高田浩樹会長(高田製薬社長)は記者会見で、供給不安解消の見通しについて、「供給不安が起こる背景が変化していたり、連鎖的に起きていることもあって、どういった形でいつ供給がなくなるのかについては答えられない」と述べた。不正製造に端を発する供給不足に製造体制が追い付いていないことに加え、インフルエンザの早期流行、災害、資材調達の滞りなど「(供給不安が)長引いている原因が複合的になっている」との認識を示した。
一方、この日の会見では、品質確保のための人員などの適切な配分と人材確保が不十分との結果だったとの会員会社の調査結果が発表された。
GE薬協が2022年8月に東京理科大学と協力して行ったアンケートによるもので、「全くできていない」の0点から最高点の「できている(積極性+先見性)」の4点までの5段階で評価した結果、品質方針・品質目標を達成するため必要な人、コスト、モノ、構造設備などの資源の適切な配分が「できている」とする2点を下回る1.8点だった。「会社は適切な人材配置や人材確保に取り組んでいるか」についてはさらに低い1.3点だった。
=====
# 課題
医薬品の供給不安を扱った本文を、最後の文の後から書き継ぎなさい。

文書レイアウト検出データ
=====
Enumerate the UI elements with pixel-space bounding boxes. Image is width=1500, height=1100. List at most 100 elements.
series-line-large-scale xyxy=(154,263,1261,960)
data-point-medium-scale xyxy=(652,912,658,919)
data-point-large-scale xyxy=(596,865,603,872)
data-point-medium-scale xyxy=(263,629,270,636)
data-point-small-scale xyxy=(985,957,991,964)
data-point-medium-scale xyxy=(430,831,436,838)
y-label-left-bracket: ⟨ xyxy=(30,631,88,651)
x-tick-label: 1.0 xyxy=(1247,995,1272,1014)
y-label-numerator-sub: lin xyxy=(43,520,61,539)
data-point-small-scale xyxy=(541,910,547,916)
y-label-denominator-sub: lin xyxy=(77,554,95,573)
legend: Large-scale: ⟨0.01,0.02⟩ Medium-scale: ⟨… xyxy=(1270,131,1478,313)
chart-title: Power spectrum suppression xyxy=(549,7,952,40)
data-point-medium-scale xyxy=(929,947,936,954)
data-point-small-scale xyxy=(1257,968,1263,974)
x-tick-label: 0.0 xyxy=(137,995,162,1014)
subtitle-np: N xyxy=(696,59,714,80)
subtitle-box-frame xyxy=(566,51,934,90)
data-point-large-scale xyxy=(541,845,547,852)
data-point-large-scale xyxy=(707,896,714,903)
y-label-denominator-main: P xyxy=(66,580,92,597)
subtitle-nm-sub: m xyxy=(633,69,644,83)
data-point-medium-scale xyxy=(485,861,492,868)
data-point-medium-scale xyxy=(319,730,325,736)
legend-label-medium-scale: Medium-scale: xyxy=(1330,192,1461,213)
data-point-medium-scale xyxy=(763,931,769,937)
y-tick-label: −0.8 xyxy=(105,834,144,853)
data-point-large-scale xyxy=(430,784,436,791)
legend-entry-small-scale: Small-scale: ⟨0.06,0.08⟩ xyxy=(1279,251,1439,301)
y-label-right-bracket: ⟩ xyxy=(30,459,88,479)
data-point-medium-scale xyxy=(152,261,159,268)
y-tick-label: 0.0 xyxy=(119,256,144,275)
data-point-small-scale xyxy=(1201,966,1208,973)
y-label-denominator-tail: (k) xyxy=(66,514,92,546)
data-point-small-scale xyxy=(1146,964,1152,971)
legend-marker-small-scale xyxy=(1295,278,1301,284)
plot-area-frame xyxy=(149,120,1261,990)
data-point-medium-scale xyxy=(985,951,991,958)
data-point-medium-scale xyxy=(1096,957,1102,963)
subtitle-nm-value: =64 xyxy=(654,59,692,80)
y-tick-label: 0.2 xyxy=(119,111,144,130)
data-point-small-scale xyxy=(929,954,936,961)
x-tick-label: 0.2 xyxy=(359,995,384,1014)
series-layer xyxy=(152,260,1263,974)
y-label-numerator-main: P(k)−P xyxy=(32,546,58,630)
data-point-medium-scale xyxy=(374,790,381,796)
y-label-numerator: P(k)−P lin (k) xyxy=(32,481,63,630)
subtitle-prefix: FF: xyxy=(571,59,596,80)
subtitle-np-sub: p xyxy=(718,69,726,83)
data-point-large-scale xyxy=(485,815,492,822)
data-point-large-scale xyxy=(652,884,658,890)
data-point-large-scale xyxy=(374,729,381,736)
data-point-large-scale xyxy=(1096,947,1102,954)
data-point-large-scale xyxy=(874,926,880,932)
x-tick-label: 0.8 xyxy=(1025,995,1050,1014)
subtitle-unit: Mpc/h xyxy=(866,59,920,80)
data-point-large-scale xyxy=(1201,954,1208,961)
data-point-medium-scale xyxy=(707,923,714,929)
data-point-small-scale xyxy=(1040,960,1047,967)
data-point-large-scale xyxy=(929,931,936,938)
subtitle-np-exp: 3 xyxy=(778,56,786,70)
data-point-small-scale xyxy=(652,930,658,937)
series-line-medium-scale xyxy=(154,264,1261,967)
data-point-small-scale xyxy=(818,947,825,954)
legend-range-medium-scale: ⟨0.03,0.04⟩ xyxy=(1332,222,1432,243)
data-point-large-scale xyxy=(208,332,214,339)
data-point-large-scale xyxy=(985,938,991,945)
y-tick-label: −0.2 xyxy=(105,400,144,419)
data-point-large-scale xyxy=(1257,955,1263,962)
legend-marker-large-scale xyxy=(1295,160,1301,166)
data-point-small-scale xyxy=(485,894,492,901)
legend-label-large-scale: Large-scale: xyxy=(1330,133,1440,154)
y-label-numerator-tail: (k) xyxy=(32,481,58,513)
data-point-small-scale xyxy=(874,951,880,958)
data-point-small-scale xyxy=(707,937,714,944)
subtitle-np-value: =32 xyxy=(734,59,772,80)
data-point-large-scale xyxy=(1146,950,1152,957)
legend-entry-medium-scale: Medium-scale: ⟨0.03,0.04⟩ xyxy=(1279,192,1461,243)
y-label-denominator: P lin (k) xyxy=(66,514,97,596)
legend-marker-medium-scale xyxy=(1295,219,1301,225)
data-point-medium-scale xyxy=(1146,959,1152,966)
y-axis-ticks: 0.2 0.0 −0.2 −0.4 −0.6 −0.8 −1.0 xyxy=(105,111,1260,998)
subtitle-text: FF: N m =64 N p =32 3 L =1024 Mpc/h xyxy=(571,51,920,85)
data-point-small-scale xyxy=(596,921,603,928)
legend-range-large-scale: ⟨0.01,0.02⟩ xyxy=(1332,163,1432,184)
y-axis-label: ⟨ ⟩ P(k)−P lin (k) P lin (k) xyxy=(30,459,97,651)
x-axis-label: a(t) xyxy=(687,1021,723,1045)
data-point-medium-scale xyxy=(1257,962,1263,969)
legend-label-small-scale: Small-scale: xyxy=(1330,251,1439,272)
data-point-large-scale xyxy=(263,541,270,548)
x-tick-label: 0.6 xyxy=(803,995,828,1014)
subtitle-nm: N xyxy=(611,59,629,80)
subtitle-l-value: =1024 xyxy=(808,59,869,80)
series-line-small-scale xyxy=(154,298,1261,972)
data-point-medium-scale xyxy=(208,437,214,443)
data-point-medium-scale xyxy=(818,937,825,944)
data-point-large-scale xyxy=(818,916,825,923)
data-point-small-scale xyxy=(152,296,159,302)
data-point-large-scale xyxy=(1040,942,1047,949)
=====
# 解答
この結果の背景について、品質委員会の大石政道委員長は「投資ができない企業が増えてきている。QA・QCに対するリソースの目安にまだ足りないと認識されている。品質関係担当者はすぐに育たない。人材の取り合いになっている中で、思ったようなスピードでリソースを確保できていない現状が結果に表れていると感じる」と説明した。
高田氏は「品目数、生産量の増加に伴った人材育成ができたかどうかはしっかりと見直す必要があろう。人材確保は医薬品メーカーとして今後も大きな課題になってくると考えている」と述べた。
リソース配分について経営陣はできていると評価する一方で、管理職・非管理職はできていないと評価にズレがあることにも言及。「常に現場との乖離はどの企業もおそらく感じているところだと思う。品質文化を醸成していく中で、同じ目線で同じ知識で取り組んでいくことは重要な課題であり、協会として各社に取り組みを促していきたい」と語った。
今後の取り組みについては、薬価制度改革で導入された企業指標に安定供給の取り組みが盛り込まれていることから、「各社が取り組んでいくことの大きな転換になると理解している」と述べ、「企業指標が導入されたことによる効果の検証にも積極的に参画していきたい」との意向を示した。
また高田氏は、厚労省検討会で企業間の連携で持続的な安定供給を確保することも対策の一つに上がっていることについて「一つの選択肢」とし、「弱みを補い合う連携を取れるのではないかと考えている」と述べつつ、「各社が抱える品質、供給の課題を解決していくことが喫緊の課題」と話した。厚労省には、検討会で示されている対応策の速やかな実施が必要と指摘した。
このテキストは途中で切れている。